§ Written exercise: Tally the lines that hold the word "text" and reply with that figure only.
** start Supplied data **
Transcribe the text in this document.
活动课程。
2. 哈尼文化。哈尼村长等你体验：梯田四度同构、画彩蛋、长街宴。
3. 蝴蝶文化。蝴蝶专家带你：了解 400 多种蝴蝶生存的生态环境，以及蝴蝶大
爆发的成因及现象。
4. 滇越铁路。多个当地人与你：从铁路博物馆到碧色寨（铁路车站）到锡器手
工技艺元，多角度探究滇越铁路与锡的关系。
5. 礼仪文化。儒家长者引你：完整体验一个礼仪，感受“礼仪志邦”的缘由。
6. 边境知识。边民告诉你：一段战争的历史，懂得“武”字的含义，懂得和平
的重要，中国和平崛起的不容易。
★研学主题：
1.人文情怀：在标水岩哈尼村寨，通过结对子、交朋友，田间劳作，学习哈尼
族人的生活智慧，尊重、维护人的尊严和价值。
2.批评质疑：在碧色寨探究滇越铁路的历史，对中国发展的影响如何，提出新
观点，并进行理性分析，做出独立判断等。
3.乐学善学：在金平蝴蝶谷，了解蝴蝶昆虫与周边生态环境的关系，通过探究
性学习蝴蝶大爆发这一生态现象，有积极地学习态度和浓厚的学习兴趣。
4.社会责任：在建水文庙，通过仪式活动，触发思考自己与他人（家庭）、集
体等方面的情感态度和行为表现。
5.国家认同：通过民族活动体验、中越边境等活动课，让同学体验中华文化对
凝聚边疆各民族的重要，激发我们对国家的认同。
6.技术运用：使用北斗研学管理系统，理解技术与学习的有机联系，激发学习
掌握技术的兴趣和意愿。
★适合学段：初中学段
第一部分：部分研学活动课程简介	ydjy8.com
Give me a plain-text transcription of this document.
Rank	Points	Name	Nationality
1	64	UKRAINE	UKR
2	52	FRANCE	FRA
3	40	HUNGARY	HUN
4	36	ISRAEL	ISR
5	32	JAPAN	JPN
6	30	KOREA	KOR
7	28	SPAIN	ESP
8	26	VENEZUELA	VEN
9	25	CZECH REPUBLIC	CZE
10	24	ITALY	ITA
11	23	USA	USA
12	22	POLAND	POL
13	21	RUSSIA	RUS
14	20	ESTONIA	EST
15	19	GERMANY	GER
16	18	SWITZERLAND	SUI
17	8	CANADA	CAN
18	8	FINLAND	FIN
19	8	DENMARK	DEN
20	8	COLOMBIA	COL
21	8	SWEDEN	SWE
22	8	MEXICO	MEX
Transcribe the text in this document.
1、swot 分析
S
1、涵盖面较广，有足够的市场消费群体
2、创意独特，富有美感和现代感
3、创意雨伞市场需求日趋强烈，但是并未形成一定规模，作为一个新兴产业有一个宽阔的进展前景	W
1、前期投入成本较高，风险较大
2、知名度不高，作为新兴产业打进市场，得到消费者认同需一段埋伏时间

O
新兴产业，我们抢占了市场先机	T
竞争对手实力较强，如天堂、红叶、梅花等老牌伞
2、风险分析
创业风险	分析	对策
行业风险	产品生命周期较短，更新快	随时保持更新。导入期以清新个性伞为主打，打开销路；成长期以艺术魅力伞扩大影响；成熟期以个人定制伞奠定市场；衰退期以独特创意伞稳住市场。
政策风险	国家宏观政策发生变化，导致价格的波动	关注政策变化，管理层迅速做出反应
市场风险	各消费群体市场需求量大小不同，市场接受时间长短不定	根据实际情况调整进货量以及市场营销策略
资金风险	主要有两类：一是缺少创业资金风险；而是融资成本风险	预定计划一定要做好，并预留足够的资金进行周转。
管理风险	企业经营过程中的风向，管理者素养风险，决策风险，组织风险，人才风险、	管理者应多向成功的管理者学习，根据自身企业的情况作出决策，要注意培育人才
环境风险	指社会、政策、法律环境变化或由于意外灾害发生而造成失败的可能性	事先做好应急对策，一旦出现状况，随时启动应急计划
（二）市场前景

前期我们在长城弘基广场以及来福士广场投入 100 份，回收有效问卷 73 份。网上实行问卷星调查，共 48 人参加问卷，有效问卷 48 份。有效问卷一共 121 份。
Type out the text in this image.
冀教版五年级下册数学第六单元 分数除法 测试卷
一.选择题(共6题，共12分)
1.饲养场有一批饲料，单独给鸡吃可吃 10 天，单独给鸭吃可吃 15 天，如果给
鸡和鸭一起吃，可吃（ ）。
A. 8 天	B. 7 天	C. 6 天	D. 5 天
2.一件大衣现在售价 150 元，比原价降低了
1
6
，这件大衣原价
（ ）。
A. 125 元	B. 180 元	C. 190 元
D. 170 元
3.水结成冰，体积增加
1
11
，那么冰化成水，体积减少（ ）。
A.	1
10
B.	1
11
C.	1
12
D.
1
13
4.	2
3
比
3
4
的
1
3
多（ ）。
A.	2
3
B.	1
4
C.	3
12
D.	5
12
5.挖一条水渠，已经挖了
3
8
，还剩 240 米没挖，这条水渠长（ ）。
** end Supplied data **
§ Solution for this task: 4